-- start of Records supplied --

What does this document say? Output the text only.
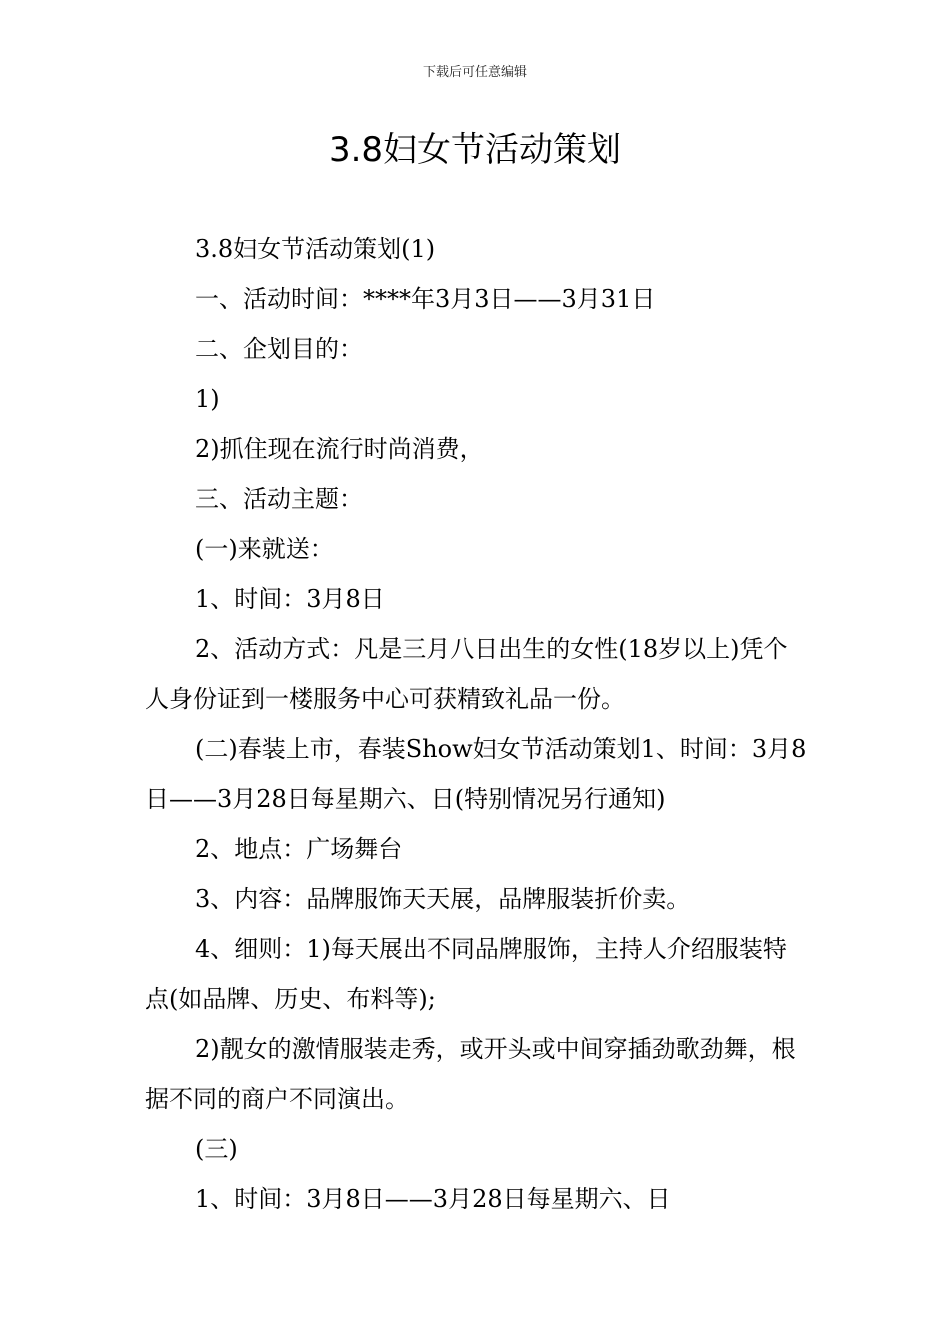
下载后可任意编辑
3.8妇女节活动策划

3.8妇女节活动策划(1)

一、活动时间：****年3月3日——3月31日

二、企划目的：

1)

2)抓住现在流行时尚消费，

三、活动主题：

(一)来就送：

1、时间：3月8日

2、活动方式：凡是三月八日出生的女性(18岁以上)凭个人身份证到一楼服务中心可获精致礼品一份。

(二)春装上市，春装Show妇女节活动策划1、时间：3月8日——3月28日每星期六、日(特别情况另行通知)

2、地点：广场舞台

3、内容：品牌服饰天天展，品牌服装折价卖。

4、细则：1)每天展出不同品牌服饰，主持人介绍服装特点(如品牌、历史、布料等);

2)靓女的激情服装走秀，或开头或中间穿插劲歌劲舞，根据不同的商户不同演出。

(三)

1、时间：3月8日——3月28日每星期六、日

-- end of Records supplied --

- **Task statement**
Restate the data above word for word. Do not include the images.

- **Written solution**
What does this document say? Output the text only.
下载后可任意编辑
3.8妇女节活动策划

3.8妇女节活动策划(1)

一、活动时间：****年3月3日——3月31日

二、企划目的：

1)

2)抓住现在流行时尚消费，

三、活动主题：

(一)来就送：

1、时间：3月8日

2、活动方式：凡是三月八日出生的女性(18岁以上)凭个人身份证到一楼服务中心可获精致礼品一份。

(二)春装上市，春装Show妇女节活动策划1、时间：3月8日——3月28日每星期六、日(特别情况另行通知)

2、地点：广场舞台

3、内容：品牌服饰天天展，品牌服装折价卖。

4、细则：1)每天展出不同品牌服饰，主持人介绍服装特点(如品牌、历史、布料等);

2)靓女的激情服装走秀，或开头或中间穿插劲歌劲舞，根据不同的商户不同演出。

(三)

1、时间：3月8日——3月28日每星期六、日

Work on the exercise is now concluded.